Your answer should be a single number: the count of lines containing the string "Surface".

□ □ □

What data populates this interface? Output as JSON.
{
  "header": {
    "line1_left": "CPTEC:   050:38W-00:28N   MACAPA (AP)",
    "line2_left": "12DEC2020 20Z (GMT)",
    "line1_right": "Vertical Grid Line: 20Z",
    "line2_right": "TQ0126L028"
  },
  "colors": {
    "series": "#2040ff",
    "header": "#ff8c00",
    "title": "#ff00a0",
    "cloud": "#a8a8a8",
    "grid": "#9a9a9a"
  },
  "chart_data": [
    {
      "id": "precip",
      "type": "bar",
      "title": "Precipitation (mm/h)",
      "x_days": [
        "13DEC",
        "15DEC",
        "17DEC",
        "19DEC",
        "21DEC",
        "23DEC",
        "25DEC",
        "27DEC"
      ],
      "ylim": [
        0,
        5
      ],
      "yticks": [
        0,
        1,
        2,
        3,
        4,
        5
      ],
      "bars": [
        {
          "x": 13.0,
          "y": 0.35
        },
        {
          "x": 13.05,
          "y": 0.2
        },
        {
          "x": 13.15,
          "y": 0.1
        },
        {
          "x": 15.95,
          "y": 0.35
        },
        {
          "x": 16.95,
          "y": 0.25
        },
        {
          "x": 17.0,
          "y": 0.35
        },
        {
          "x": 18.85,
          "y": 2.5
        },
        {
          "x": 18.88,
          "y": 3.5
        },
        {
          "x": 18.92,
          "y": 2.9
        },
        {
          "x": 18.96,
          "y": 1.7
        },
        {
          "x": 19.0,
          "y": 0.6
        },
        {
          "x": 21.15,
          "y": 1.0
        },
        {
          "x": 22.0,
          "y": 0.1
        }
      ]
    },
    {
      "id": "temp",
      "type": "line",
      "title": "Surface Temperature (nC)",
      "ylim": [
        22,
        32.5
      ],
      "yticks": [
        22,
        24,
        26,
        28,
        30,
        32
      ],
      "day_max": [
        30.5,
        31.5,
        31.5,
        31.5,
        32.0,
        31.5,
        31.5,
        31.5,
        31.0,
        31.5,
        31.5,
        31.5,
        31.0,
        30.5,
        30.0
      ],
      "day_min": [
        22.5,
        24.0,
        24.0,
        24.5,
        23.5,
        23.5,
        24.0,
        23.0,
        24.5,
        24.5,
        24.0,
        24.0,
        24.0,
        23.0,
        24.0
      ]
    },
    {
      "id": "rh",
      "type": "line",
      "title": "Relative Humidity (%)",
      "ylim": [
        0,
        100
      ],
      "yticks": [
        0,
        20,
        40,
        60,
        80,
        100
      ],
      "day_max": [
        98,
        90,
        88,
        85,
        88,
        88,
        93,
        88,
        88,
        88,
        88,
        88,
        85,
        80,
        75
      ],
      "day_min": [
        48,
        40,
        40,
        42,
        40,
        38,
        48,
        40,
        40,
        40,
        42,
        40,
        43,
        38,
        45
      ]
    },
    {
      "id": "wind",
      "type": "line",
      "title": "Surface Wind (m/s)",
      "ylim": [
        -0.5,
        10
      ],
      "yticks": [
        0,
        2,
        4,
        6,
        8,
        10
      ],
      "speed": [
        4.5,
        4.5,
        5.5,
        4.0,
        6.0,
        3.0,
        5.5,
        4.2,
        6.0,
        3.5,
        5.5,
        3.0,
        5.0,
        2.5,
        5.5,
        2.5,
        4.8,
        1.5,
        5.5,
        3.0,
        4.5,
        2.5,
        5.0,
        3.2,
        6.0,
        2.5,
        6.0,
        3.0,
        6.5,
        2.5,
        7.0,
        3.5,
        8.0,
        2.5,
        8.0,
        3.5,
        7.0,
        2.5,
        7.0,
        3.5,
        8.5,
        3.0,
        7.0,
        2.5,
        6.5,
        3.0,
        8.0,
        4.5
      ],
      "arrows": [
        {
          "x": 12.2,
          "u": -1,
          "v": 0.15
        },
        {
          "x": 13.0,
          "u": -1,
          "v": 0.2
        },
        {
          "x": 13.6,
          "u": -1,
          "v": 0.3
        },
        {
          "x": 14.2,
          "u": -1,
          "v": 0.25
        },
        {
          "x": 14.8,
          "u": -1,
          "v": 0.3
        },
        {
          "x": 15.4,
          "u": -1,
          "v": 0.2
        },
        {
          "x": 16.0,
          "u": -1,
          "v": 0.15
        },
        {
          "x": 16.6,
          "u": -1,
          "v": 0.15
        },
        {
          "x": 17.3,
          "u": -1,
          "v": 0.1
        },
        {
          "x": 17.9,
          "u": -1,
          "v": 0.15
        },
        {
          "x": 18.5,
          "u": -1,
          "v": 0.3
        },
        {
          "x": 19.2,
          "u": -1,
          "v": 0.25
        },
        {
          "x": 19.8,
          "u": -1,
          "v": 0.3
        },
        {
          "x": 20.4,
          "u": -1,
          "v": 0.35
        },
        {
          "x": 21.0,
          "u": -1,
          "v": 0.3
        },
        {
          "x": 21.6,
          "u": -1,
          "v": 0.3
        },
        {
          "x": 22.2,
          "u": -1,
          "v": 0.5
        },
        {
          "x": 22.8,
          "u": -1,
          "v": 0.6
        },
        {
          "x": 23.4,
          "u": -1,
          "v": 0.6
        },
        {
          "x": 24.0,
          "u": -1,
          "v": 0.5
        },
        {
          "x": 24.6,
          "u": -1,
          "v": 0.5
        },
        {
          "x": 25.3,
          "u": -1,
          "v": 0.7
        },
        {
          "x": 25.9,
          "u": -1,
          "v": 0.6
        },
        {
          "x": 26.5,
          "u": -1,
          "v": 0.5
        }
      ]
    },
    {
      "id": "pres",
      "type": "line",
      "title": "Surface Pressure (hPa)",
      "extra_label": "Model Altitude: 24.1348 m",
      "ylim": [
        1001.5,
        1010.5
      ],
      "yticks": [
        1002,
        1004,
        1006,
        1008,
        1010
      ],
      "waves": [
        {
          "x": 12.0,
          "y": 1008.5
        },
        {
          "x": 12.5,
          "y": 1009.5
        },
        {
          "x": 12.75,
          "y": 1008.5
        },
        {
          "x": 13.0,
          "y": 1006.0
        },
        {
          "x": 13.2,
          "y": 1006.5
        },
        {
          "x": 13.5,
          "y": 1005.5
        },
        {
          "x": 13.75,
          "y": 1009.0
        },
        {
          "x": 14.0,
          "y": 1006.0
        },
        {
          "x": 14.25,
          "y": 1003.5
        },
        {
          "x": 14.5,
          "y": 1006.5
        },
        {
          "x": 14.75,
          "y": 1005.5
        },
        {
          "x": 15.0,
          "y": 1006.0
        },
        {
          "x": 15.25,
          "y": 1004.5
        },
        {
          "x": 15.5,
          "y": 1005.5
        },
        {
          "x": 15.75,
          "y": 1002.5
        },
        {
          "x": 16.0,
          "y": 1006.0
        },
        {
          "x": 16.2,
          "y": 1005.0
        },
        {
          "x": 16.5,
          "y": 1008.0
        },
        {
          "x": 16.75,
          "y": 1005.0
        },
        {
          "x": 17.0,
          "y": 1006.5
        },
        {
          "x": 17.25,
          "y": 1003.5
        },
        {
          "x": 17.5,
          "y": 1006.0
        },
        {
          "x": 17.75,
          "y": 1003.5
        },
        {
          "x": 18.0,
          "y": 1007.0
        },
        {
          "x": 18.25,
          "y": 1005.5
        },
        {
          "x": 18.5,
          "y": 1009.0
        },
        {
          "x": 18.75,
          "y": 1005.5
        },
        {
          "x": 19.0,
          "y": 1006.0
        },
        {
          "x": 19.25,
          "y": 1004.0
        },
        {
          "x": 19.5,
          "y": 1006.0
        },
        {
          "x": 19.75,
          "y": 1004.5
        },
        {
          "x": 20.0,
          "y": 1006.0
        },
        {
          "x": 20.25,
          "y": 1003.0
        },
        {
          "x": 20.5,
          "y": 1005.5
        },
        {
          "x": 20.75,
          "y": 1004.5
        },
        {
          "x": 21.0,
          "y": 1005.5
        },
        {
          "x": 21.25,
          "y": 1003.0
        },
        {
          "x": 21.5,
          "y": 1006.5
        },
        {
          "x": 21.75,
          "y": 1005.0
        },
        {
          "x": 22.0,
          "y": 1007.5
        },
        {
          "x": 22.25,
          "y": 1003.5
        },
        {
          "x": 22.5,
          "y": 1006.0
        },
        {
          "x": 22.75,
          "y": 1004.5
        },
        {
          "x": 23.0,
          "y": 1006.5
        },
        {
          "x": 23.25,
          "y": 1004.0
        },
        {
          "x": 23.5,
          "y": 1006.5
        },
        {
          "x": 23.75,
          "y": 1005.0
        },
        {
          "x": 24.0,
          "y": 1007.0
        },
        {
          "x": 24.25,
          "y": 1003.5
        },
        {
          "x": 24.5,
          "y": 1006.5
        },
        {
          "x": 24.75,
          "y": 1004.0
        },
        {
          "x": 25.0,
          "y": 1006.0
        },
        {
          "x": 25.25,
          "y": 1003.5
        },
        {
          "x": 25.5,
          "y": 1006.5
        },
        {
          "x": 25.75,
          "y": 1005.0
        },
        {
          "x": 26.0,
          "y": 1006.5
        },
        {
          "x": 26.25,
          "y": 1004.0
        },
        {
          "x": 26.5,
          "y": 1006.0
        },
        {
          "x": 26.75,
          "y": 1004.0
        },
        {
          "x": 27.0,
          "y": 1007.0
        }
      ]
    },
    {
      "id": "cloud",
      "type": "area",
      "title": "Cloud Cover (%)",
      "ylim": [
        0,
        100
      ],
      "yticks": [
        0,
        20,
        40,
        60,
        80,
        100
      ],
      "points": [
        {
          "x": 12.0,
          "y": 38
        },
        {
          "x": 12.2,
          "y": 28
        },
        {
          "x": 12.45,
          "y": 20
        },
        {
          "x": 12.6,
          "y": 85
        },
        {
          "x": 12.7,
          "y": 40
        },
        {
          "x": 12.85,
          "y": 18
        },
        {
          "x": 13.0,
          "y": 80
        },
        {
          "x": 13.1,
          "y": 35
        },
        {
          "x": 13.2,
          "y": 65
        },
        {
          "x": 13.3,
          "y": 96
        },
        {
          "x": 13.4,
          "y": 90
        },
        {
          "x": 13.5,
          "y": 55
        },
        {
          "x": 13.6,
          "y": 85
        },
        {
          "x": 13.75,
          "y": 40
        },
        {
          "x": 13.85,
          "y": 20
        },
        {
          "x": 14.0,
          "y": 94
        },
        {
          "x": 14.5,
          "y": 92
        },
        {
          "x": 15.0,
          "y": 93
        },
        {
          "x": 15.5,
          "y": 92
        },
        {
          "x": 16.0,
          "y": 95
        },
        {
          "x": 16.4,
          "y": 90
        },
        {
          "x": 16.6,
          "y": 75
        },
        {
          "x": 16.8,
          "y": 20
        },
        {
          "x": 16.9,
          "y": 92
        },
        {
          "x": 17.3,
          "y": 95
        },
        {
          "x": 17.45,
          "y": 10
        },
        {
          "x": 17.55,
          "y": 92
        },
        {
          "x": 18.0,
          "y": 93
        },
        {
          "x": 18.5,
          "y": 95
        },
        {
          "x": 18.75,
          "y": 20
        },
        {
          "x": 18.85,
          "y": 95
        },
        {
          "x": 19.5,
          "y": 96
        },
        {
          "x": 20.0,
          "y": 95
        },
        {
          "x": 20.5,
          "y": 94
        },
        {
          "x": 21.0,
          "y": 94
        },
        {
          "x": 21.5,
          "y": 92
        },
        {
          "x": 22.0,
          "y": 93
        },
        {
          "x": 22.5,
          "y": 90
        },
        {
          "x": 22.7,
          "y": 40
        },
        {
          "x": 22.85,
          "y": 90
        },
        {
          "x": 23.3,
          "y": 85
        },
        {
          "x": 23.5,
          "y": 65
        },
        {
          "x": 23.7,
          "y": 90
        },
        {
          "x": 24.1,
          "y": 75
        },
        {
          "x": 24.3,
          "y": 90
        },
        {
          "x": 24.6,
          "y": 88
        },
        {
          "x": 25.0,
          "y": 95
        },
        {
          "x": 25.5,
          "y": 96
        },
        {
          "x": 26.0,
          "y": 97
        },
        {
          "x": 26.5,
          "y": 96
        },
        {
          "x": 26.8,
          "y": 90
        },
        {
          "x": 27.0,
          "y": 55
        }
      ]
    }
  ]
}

□ □ □

Response
3